CHALLENGE: Reproduce the records exactly.

RECORDS PROVIDED:

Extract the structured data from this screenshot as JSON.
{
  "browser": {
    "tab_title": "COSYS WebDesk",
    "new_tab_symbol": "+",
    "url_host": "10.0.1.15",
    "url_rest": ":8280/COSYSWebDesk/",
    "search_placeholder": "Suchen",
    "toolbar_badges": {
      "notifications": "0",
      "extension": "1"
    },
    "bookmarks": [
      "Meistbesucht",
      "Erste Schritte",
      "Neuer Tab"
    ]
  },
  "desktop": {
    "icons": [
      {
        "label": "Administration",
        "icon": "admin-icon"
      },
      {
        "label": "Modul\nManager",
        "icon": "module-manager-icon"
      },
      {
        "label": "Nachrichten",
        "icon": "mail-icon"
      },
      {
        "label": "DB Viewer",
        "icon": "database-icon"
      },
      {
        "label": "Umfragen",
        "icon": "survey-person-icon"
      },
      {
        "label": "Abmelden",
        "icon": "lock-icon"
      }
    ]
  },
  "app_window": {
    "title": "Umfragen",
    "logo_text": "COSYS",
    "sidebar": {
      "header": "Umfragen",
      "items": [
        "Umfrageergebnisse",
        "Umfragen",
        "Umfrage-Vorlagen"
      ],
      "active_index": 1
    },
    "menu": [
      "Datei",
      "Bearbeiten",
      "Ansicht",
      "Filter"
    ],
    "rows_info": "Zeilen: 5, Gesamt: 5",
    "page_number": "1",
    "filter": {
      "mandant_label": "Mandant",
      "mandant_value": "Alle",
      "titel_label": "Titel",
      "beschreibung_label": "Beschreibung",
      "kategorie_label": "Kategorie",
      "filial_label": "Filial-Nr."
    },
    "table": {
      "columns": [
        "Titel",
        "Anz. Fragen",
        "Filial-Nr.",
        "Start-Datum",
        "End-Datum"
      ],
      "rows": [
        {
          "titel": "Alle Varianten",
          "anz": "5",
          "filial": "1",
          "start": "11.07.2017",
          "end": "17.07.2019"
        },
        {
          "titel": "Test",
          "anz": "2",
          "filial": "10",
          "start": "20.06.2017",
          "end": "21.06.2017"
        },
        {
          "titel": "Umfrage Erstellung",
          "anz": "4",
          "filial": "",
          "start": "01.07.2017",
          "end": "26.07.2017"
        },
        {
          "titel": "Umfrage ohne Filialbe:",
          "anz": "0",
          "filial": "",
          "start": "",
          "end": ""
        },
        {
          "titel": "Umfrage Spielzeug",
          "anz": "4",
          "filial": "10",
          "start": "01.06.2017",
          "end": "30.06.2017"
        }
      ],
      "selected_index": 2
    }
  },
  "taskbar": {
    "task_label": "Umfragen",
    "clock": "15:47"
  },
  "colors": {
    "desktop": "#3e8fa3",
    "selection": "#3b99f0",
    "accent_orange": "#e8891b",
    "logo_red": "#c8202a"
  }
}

OUTPUT BELOW:
Extract the structured data from this screenshot as JSON.
{
  "browser": {
    "tab_title": "COSYS WebDesk",
    "new_tab_symbol": "+",
    "url_host": "10.0.1.15",
    "url_rest": ":8280/COSYSWebDesk/",
    "search_placeholder": "Suchen",
    "toolbar_badges": {
      "notifications": "0",
      "extension": "1"
    },
    "bookmarks": [
      "Meistbesucht",
      "Erste Schritte",
      "Neuer Tab"
    ]
  },
  "desktop": {
    "icons": [
      {
        "label": "Administration",
        "icon": "admin-icon"
      },
      {
        "label": "Modul\nManager",
        "icon": "module-manager-icon"
      },
      {
        "label": "Nachrichten",
        "icon": "mail-icon"
      },
      {
        "label": "DB Viewer",
        "icon": "database-icon"
      },
      {
        "label": "Umfragen",
        "icon": "survey-person-icon"
      },
      {
        "label": "Abmelden",
        "icon": "lock-icon"
      }
    ]
  },
  "app_window": {
    "title": "Umfragen",
    "logo_text": "COSYS",
    "sidebar": {
      "header": "Umfragen",
      "items": [
        "Umfrageergebnisse",
        "Umfragen",
        "Umfrage-Vorlagen"
      ],
      "active_index": 1
    },
    "menu": [
      "Datei",
      "Bearbeiten",
      "Ansicht",
      "Filter"
    ],
    "rows_info": "Zeilen: 5, Gesamt: 5",
    "page_number": "1",
    "filter": {
      "mandant_label": "Mandant",
      "mandant_value": "Alle",
      "titel_label": "Titel",
      "beschreibung_label": "Beschreibung",
      "kategorie_label": "Kategorie",
      "filial_label": "Filial-Nr."
    },
    "table": {
      "columns": [
        "Titel",
        "Anz. Fragen",
        "Filial-Nr.",
        "Start-Datum",
        "End-Datum"
      ],
      "rows": [
        {
          "titel": "Alle Varianten",
          "anz": "5",
          "filial": "1",
          "start": "11.07.2017",
          "end": "17.07.2019"
        },
        {
          "titel": "Test",
          "anz": "2",
          "filial": "10",
          "start": "20.06.2017",
          "end": "21.06.2017"
        },
        {
          "titel": "Umfrage Erstellung",
          "anz": "4",
          "filial": "",
          "start": "01.07.2017",
          "end": "26.07.2017"
        },
        {
          "titel": "Umfrage ohne Filialbe:",
          "anz": "0",
          "filial": "",
          "start": "",
          "end": ""
        },
        {
          "titel": "Umfrage Spielzeug",
          "anz": "4",
          "filial": "10",
          "start": "01.06.2017",
          "end": "30.06.2017"
        }
      ],
      "selected_index": 2
    }
  },
  "taskbar": {
    "task_label": "Umfragen",
    "clock": "15:47"
  },
  "colors": {
    "desktop": "#3e8fa3",
    "selection": "#3b99f0",
    "accent_orange": "#e8891b",
    "logo_red": "#c8202a"
  }
}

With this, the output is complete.